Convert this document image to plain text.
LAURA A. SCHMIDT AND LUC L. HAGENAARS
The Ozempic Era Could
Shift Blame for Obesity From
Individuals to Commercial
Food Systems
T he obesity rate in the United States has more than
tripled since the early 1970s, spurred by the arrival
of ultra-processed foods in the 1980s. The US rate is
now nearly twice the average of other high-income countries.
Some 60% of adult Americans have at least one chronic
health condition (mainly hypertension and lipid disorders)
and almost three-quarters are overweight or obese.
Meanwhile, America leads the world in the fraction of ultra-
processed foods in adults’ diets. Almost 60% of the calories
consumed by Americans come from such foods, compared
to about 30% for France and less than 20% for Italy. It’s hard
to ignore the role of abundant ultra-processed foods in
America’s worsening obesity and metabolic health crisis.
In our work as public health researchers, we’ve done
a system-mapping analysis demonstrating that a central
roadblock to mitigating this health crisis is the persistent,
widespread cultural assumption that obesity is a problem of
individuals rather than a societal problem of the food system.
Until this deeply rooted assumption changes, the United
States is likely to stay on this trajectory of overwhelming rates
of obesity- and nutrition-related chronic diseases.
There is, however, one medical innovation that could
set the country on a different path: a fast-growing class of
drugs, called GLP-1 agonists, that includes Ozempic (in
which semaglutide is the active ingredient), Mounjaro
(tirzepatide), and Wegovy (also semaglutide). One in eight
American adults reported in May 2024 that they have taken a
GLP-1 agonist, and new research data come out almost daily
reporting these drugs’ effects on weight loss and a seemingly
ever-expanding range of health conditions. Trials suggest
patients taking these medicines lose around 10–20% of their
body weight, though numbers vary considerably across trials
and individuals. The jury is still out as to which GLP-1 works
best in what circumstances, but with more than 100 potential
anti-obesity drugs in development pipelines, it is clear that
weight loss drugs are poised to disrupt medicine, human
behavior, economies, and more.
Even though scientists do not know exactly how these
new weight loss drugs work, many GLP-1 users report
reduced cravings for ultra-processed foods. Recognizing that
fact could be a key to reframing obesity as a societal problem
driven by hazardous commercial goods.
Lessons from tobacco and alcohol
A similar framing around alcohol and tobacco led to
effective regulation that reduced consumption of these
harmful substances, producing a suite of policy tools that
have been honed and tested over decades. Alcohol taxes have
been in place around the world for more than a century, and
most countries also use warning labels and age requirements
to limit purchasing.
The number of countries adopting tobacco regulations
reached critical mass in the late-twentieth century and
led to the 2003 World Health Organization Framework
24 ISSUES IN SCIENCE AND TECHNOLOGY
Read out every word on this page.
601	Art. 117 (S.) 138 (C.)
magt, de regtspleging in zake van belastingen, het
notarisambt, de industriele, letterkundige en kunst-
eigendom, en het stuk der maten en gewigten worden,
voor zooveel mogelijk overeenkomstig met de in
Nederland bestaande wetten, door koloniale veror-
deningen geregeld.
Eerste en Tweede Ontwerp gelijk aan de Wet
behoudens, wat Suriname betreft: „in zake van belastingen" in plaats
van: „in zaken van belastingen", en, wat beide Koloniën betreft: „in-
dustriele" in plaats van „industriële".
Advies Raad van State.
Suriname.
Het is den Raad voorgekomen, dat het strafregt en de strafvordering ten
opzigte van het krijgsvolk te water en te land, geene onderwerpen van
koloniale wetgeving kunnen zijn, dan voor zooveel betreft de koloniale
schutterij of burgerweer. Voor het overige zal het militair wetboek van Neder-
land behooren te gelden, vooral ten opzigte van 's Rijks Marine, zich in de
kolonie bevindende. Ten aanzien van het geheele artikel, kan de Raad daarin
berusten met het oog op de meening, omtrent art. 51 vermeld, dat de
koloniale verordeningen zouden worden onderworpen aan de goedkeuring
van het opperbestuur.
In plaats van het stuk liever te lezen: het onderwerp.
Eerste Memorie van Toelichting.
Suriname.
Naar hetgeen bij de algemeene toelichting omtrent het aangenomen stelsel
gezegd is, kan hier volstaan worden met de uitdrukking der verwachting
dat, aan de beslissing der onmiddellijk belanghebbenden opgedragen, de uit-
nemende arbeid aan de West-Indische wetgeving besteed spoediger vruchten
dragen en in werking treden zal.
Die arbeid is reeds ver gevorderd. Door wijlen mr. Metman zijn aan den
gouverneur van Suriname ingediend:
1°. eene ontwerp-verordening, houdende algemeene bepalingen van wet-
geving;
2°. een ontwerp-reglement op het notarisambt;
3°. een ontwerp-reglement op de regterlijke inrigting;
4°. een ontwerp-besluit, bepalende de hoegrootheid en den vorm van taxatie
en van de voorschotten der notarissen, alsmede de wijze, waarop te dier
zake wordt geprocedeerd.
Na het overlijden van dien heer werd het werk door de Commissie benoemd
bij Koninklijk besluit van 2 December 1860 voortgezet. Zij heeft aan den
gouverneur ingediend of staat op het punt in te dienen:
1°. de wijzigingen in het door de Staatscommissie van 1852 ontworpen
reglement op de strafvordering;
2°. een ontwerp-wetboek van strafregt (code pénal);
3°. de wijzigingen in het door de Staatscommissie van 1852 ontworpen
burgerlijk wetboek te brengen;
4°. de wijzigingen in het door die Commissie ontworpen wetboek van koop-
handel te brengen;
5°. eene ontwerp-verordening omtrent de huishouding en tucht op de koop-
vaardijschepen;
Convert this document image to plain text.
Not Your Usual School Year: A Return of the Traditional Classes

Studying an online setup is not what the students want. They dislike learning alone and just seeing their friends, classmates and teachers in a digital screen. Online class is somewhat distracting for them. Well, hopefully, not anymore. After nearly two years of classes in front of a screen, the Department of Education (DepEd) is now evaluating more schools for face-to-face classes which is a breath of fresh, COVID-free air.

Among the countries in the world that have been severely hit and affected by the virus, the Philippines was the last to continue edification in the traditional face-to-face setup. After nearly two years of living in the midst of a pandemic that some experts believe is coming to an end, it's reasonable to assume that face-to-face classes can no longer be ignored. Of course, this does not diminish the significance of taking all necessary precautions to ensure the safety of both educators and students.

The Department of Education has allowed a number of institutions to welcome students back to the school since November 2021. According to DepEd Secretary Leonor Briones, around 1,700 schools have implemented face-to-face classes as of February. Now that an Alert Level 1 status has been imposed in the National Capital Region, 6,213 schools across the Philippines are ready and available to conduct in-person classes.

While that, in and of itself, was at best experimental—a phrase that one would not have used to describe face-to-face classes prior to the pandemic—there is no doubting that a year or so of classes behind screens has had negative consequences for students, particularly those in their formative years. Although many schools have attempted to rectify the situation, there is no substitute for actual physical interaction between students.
☆ ☆ ☆ ☆ ☆ ☆ ☆
## TASK DESCRIPTION
Repeat the material in full, exactly as it reads.

## ANSWER TO THIS EXERCISE
Convert this document image to plain text.
LAURA A. SCHMIDT AND LUC L. HAGENAARS
The Ozempic Era Could
Shift Blame for Obesity From
Individuals to Commercial
Food Systems
T he obesity rate in the United States has more than
tripled since the early 1970s, spurred by the arrival
of ultra-processed foods in the 1980s. The US rate is
now nearly twice the average of other high-income countries.
Some 60% of adult Americans have at least one chronic
health condition (mainly hypertension and lipid disorders)
and almost three-quarters are overweight or obese.
Meanwhile, America leads the world in the fraction of ultra-
processed foods in adults’ diets. Almost 60% of the calories
consumed by Americans come from such foods, compared
to about 30% for France and less than 20% for Italy. It’s hard
to ignore the role of abundant ultra-processed foods in
America’s worsening obesity and metabolic health crisis.
In our work as public health researchers, we’ve done
a system-mapping analysis demonstrating that a central
roadblock to mitigating this health crisis is the persistent,
widespread cultural assumption that obesity is a problem of
individuals rather than a societal problem of the food system.
Until this deeply rooted assumption changes, the United
States is likely to stay on this trajectory of overwhelming rates
of obesity- and nutrition-related chronic diseases.
There is, however, one medical innovation that could
set the country on a different path: a fast-growing class of
drugs, called GLP-1 agonists, that includes Ozempic (in
which semaglutide is the active ingredient), Mounjaro
(tirzepatide), and Wegovy (also semaglutide). One in eight
American adults reported in May 2024 that they have taken a
GLP-1 agonist, and new research data come out almost daily
reporting these drugs’ effects on weight loss and a seemingly
ever-expanding range of health conditions. Trials suggest
patients taking these medicines lose around 10–20% of their
body weight, though numbers vary considerably across trials
and individuals. The jury is still out as to which GLP-1 works
best in what circumstances, but with more than 100 potential
anti-obesity drugs in development pipelines, it is clear that
weight loss drugs are poised to disrupt medicine, human
behavior, economies, and more.
Even though scientists do not know exactly how these
new weight loss drugs work, many GLP-1 users report
reduced cravings for ultra-processed foods. Recognizing that
fact could be a key to reframing obesity as a societal problem
driven by hazardous commercial goods.
Lessons from tobacco and alcohol
A similar framing around alcohol and tobacco led to
effective regulation that reduced consumption of these
harmful substances, producing a suite of policy tools that
have been honed and tested over decades. Alcohol taxes have
been in place around the world for more than a century, and
most countries also use warning labels and age requirements
to limit purchasing.
The number of countries adopting tobacco regulations
reached critical mass in the late-twentieth century and
led to the 2003 World Health Organization Framework
24 ISSUES IN SCIENCE AND TECHNOLOGY
Read out every word on this page.
601	Art. 117 (S.) 138 (C.)
magt, de regtspleging in zake van belastingen, het
notarisambt, de industriele, letterkundige en kunst-
eigendom, en het stuk der maten en gewigten worden,
voor zooveel mogelijk overeenkomstig met de in
Nederland bestaande wetten, door koloniale veror-
deningen geregeld.
Eerste en Tweede Ontwerp gelijk aan de Wet
behoudens, wat Suriname betreft: „in zake van belastingen" in plaats
van: „in zaken van belastingen", en, wat beide Koloniën betreft: „in-
dustriele" in plaats van „industriële".
Advies Raad van State.
Suriname.
Het is den Raad voorgekomen, dat het strafregt en de strafvordering ten
opzigte van het krijgsvolk te water en te land, geene onderwerpen van
koloniale wetgeving kunnen zijn, dan voor zooveel betreft de koloniale
schutterij of burgerweer. Voor het overige zal het militair wetboek van Neder-
land behooren te gelden, vooral ten opzigte van 's Rijks Marine, zich in de
kolonie bevindende. Ten aanzien van het geheele artikel, kan de Raad daarin
berusten met het oog op de meening, omtrent art. 51 vermeld, dat de
koloniale verordeningen zouden worden onderworpen aan de goedkeuring
van het opperbestuur.
In plaats van het stuk liever te lezen: het onderwerp.
Eerste Memorie van Toelichting.
Suriname.
Naar hetgeen bij de algemeene toelichting omtrent het aangenomen stelsel
gezegd is, kan hier volstaan worden met de uitdrukking der verwachting
dat, aan de beslissing der onmiddellijk belanghebbenden opgedragen, de uit-
nemende arbeid aan de West-Indische wetgeving besteed spoediger vruchten
dragen en in werking treden zal.
Die arbeid is reeds ver gevorderd. Door wijlen mr. Metman zijn aan den
gouverneur van Suriname ingediend:
1°. eene ontwerp-verordening, houdende algemeene bepalingen van wet-
geving;
2°. een ontwerp-reglement op het notarisambt;
3°. een ontwerp-reglement op de regterlijke inrigting;
4°. een ontwerp-besluit, bepalende de hoegrootheid en den vorm van taxatie
en van de voorschotten der notarissen, alsmede de wijze, waarop te dier
zake wordt geprocedeerd.
Na het overlijden van dien heer werd het werk door de Commissie benoemd
bij Koninklijk besluit van 2 December 1860 voortgezet. Zij heeft aan den
gouverneur ingediend of staat op het punt in te dienen:
1°. de wijzigingen in het door de Staatscommissie van 1852 ontworpen
reglement op de strafvordering;
2°. een ontwerp-wetboek van strafregt (code pénal);
3°. de wijzigingen in het door de Staatscommissie van 1852 ontworpen
burgerlijk wetboek te brengen;
4°. de wijzigingen in het door die Commissie ontworpen wetboek van koop-
handel te brengen;
5°. eene ontwerp-verordening omtrent de huishouding en tucht op de koop-
vaardijschepen;
Convert this document image to plain text.
Not Your Usual School Year: A Return of the Traditional Classes

Studying an online setup is not what the students want. They dislike learning alone and just seeing their friends, classmates and teachers in a digital screen. Online class is somewhat distracting for them. Well, hopefully, not anymore. After nearly two years of classes in front of a screen, the Department of Education (DepEd) is now evaluating more schools for face-to-face classes which is a breath of fresh, COVID-free air.

Among the countries in the world that have been severely hit and affected by the virus, the Philippines was the last to continue edification in the traditional face-to-face setup. After nearly two years of living in the midst of a pandemic that some experts believe is coming to an end, it's reasonable to assume that face-to-face classes can no longer be ignored. Of course, this does not diminish the significance of taking all necessary precautions to ensure the safety of both educators and students.

The Department of Education has allowed a number of institutions to welcome students back to the school since November 2021. According to DepEd Secretary Leonor Briones, around 1,700 schools have implemented face-to-face classes as of February. Now that an Alert Level 1 status has been imposed in the National Capital Region, 6,213 schools across the Philippines are ready and available to conduct in-person classes.

While that, in and of itself, was at best experimental—a phrase that one would not have used to describe face-to-face classes prior to the pandemic—there is no doubting that a year or so of classes behind screens has had negative consequences for students, particularly those in their formative years. Although many schools have attempted to rectify the situation, there is no substitute for actual physical interaction between students.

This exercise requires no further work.